--- START Data for the task ---

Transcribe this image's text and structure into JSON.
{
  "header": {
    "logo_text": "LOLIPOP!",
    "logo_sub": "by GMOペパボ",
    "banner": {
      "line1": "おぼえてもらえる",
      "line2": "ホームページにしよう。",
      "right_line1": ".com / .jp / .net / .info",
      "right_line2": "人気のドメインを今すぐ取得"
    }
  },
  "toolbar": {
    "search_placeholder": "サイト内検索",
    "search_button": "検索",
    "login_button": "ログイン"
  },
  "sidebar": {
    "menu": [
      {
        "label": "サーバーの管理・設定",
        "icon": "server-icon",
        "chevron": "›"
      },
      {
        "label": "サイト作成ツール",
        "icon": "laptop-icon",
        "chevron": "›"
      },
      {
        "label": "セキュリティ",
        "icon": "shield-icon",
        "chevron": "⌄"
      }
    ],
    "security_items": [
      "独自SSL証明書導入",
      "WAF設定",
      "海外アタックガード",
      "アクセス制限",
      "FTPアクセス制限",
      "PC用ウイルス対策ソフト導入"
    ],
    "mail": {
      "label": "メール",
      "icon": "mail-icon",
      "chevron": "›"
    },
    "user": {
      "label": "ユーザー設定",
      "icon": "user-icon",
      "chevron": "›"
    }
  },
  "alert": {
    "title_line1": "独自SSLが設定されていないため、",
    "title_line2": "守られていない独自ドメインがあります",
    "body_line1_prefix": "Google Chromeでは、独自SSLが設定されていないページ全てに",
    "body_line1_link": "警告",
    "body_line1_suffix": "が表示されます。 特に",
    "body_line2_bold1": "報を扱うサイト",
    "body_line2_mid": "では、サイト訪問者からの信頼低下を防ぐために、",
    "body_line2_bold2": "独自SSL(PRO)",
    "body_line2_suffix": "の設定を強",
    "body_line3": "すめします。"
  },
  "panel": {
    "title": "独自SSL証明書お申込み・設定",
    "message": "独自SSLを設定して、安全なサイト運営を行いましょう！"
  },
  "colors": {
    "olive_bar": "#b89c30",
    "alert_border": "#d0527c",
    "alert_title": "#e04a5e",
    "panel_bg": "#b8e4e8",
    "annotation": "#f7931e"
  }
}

--- END Data for the task ---

Aim of the task> Every line above should be printed again exactly as it stands.

Response to the exercise>
Transcribe this image's text and structure into JSON.
{
  "header": {
    "logo_text": "LOLIPOP!",
    "logo_sub": "by GMOペパボ",
    "banner": {
      "line1": "おぼえてもらえる",
      "line2": "ホームページにしよう。",
      "right_line1": ".com / .jp / .net / .info",
      "right_line2": "人気のドメインを今すぐ取得"
    }
  },
  "toolbar": {
    "search_placeholder": "サイト内検索",
    "search_button": "検索",
    "login_button": "ログイン"
  },
  "sidebar": {
    "menu": [
      {
        "label": "サーバーの管理・設定",
        "icon": "server-icon",
        "chevron": "›"
      },
      {
        "label": "サイト作成ツール",
        "icon": "laptop-icon",
        "chevron": "›"
      },
      {
        "label": "セキュリティ",
        "icon": "shield-icon",
        "chevron": "⌄"
      }
    ],
    "security_items": [
      "独自SSL証明書導入",
      "WAF設定",
      "海外アタックガード",
      "アクセス制限",
      "FTPアクセス制限",
      "PC用ウイルス対策ソフト導入"
    ],
    "mail": {
      "label": "メール",
      "icon": "mail-icon",
      "chevron": "›"
    },
    "user": {
      "label": "ユーザー設定",
      "icon": "user-icon",
      "chevron": "›"
    }
  },
  "alert": {
    "title_line1": "独自SSLが設定されていないため、",
    "title_line2": "守られていない独自ドメインがあります",
    "body_line1_prefix": "Google Chromeでは、独自SSLが設定されていないページ全てに",
    "body_line1_link": "警告",
    "body_line1_suffix": "が表示されます。 特に",
    "body_line2_bold1": "報を扱うサイト",
    "body_line2_mid": "では、サイト訪問者からの信頼低下を防ぐために、",
    "body_line2_bold2": "独自SSL(PRO)",
    "body_line2_suffix": "の設定を強",
    "body_line3": "すめします。"
  },
  "panel": {
    "title": "独自SSL証明書お申込み・設定",
    "message": "独自SSLを設定して、安全なサイト運営を行いましょう！"
  },
  "colors": {
    "olive_bar": "#b89c30",
    "alert_border": "#d0527c",
    "alert_title": "#e04a5e",
    "panel_bg": "#b8e4e8",
    "annotation": "#f7931e"
  }
}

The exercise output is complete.